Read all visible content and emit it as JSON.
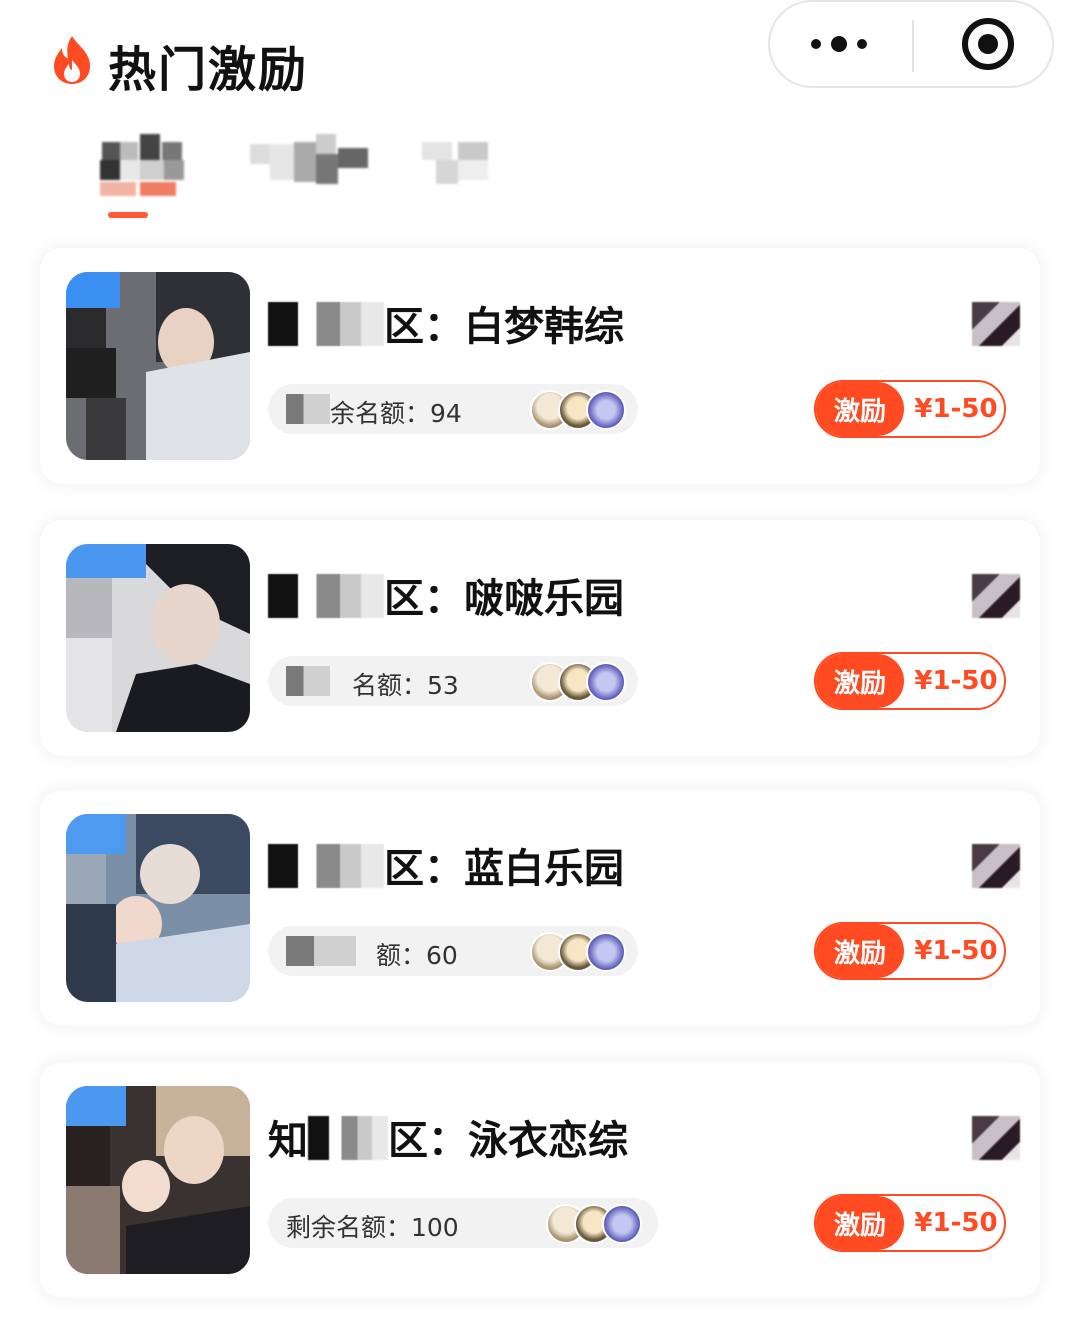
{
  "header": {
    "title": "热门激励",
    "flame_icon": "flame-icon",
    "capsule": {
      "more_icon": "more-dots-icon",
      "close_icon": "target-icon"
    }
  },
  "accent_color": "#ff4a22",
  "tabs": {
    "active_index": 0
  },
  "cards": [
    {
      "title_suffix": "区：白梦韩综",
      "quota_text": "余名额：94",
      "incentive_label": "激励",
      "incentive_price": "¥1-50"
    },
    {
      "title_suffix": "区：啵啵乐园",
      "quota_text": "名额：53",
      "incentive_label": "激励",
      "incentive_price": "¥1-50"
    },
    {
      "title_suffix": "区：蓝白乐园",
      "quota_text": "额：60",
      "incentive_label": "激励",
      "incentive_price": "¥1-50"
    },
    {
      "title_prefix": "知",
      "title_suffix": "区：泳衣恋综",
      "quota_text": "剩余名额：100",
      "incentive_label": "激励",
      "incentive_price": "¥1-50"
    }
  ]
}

◆ ◆ ◆ ◆ ◆

**What to do:** Above are records with pictures; repeat the records exactly and leave the pictures out.

**Solution for this task:**
Read all visible content and emit it as JSON.
{
  "header": {
    "title": "热门激励",
    "flame_icon": "flame-icon",
    "capsule": {
      "more_icon": "more-dots-icon",
      "close_icon": "target-icon"
    }
  },
  "accent_color": "#ff4a22",
  "tabs": {
    "active_index": 0
  },
  "cards": [
    {
      "title_suffix": "区：白梦韩综",
      "quota_text": "余名额：94",
      "incentive_label": "激励",
      "incentive_price": "¥1-50"
    },
    {
      "title_suffix": "区：啵啵乐园",
      "quota_text": "名额：53",
      "incentive_label": "激励",
      "incentive_price": "¥1-50"
    },
    {
      "title_suffix": "区：蓝白乐园",
      "quota_text": "额：60",
      "incentive_label": "激励",
      "incentive_price": "¥1-50"
    },
    {
      "title_prefix": "知",
      "title_suffix": "区：泳衣恋综",
      "quota_text": "剩余名额：100",
      "incentive_label": "激励",
      "incentive_price": "¥1-50"
    }
  ]
}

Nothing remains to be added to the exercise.